DATASET RECORDS:
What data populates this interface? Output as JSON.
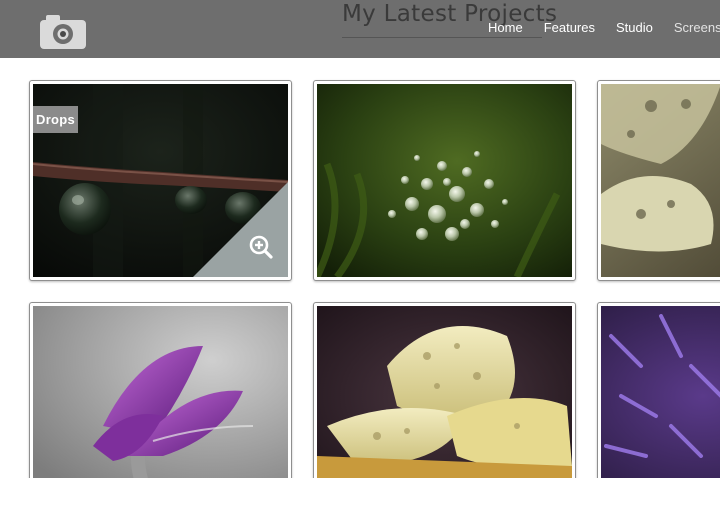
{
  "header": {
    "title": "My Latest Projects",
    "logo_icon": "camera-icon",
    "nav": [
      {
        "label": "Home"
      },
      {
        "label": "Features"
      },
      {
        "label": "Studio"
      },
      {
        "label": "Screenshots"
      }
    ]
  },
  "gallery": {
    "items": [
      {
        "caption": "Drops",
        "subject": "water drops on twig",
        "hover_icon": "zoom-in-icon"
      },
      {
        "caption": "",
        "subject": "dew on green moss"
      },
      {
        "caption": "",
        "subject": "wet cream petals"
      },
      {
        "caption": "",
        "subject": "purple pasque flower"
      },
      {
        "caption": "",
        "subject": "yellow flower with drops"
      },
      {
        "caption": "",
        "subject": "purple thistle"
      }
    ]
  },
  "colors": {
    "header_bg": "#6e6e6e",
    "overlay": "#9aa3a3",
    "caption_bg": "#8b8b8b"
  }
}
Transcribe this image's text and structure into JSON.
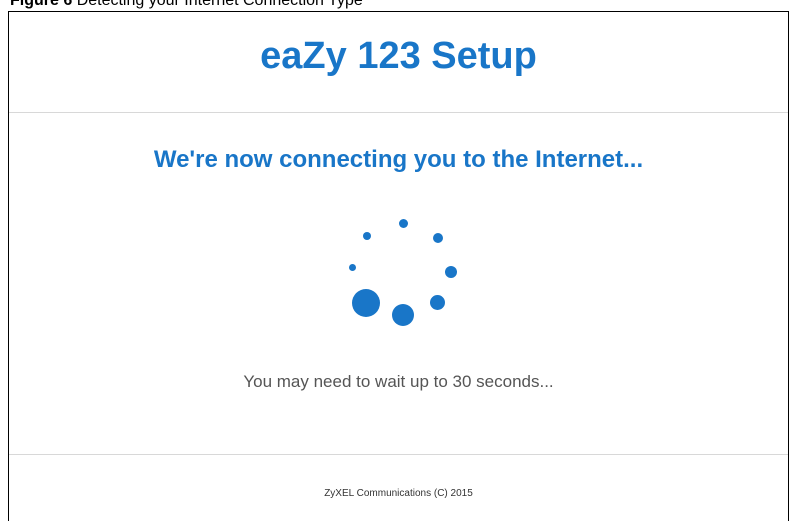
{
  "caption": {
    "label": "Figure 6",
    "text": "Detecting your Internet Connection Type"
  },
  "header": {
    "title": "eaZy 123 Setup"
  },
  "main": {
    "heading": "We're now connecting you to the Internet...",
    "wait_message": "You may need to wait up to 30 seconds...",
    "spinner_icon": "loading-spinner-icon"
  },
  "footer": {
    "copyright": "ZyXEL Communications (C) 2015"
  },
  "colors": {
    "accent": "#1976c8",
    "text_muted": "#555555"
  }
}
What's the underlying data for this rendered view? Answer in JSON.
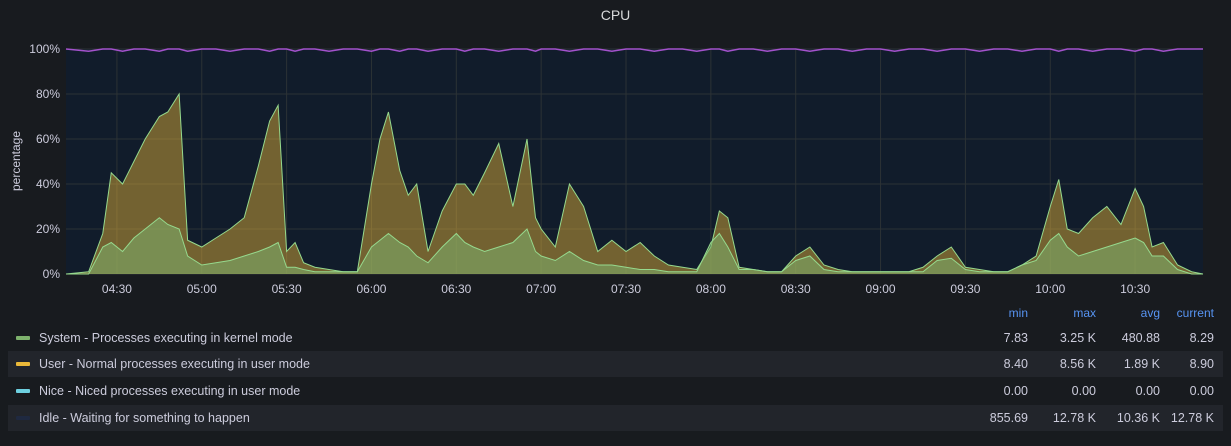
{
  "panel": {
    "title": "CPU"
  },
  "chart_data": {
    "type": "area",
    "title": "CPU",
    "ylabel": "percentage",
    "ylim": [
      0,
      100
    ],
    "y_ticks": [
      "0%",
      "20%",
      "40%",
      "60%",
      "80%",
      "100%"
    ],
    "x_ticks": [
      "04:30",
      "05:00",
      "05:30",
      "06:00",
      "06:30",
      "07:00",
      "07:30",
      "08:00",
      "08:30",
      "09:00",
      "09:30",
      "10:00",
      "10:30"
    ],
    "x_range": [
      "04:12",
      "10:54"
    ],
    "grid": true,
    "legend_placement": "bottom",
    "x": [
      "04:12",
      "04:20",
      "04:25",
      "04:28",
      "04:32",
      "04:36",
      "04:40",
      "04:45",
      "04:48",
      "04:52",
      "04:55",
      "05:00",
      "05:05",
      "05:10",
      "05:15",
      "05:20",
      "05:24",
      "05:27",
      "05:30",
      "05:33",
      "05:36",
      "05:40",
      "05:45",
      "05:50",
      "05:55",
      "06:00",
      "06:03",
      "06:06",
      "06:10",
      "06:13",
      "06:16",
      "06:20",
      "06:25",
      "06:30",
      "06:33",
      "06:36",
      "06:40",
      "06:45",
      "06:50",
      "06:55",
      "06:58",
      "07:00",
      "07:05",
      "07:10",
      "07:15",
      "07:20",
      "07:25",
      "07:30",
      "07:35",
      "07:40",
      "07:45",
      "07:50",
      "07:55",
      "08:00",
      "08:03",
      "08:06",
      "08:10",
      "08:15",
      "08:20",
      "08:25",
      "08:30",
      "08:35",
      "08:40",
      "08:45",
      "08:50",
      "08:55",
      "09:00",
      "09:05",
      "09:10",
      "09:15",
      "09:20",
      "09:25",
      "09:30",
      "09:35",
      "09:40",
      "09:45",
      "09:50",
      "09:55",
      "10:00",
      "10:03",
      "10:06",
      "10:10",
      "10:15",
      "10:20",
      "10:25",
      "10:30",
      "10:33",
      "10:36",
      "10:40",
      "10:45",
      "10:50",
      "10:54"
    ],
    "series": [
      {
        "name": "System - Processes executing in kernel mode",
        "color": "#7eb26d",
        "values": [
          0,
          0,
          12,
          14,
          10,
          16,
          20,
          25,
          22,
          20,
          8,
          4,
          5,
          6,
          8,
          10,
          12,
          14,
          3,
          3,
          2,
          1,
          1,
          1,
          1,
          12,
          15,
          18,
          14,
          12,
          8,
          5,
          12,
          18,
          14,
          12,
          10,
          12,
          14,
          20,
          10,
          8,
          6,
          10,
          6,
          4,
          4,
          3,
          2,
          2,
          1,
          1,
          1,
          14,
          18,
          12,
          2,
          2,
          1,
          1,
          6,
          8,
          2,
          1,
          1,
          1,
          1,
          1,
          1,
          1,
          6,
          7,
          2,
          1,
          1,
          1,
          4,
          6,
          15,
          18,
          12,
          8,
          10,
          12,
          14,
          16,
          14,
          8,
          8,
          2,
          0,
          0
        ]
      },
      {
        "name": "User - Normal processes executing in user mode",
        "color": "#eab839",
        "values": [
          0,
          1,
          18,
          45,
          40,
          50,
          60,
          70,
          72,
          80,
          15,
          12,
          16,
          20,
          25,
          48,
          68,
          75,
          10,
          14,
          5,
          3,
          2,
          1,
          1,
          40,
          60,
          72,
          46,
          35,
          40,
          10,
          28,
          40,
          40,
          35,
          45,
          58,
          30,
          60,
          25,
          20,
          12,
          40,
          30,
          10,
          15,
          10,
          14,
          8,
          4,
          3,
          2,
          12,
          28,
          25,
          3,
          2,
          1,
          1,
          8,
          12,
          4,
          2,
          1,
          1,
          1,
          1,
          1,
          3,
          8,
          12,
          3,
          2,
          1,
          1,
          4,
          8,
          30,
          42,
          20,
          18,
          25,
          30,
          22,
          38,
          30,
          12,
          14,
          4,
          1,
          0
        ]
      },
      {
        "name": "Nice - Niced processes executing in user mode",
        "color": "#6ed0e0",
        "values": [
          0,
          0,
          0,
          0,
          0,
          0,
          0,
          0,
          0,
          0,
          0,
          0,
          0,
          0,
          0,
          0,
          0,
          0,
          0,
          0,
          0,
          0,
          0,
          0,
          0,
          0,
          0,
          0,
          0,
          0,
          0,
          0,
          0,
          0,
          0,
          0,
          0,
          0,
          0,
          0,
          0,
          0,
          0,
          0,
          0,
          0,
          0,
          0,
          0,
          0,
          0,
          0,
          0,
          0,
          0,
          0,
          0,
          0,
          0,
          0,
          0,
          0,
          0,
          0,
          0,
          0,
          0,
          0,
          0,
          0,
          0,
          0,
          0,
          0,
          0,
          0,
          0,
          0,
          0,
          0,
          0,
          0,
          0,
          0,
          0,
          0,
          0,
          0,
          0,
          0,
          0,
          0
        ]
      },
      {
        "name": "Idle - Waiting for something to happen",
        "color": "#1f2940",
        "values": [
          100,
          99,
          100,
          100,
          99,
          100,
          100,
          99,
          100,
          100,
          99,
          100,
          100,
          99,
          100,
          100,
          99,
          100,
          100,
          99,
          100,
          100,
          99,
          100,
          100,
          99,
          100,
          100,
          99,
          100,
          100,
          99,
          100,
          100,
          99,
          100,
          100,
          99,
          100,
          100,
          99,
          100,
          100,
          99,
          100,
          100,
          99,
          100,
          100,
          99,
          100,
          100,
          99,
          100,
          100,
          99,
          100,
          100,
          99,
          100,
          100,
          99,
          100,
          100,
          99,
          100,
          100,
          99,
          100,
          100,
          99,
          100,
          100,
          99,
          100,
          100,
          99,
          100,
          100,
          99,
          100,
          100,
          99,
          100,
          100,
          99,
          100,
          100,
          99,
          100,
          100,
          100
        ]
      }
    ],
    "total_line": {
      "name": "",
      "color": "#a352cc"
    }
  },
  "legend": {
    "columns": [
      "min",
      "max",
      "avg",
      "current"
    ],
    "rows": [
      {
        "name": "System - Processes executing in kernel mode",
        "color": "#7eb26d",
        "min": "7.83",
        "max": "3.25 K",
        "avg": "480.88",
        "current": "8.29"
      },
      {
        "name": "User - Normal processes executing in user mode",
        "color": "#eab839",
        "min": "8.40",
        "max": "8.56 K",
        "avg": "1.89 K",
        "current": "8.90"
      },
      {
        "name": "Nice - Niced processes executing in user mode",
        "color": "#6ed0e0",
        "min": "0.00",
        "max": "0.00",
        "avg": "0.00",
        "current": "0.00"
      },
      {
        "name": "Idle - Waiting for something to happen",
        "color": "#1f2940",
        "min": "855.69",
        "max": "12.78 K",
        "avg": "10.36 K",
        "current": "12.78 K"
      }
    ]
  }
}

SET TASK: Show all lines from the data above in which the word "JSON" appears.

SOLVED EXERCISE:
What data populates this interface? Output as JSON.
Transcribe this image's text and structure into JSON.
What's the underlying data for this rendered view? Answer in JSON.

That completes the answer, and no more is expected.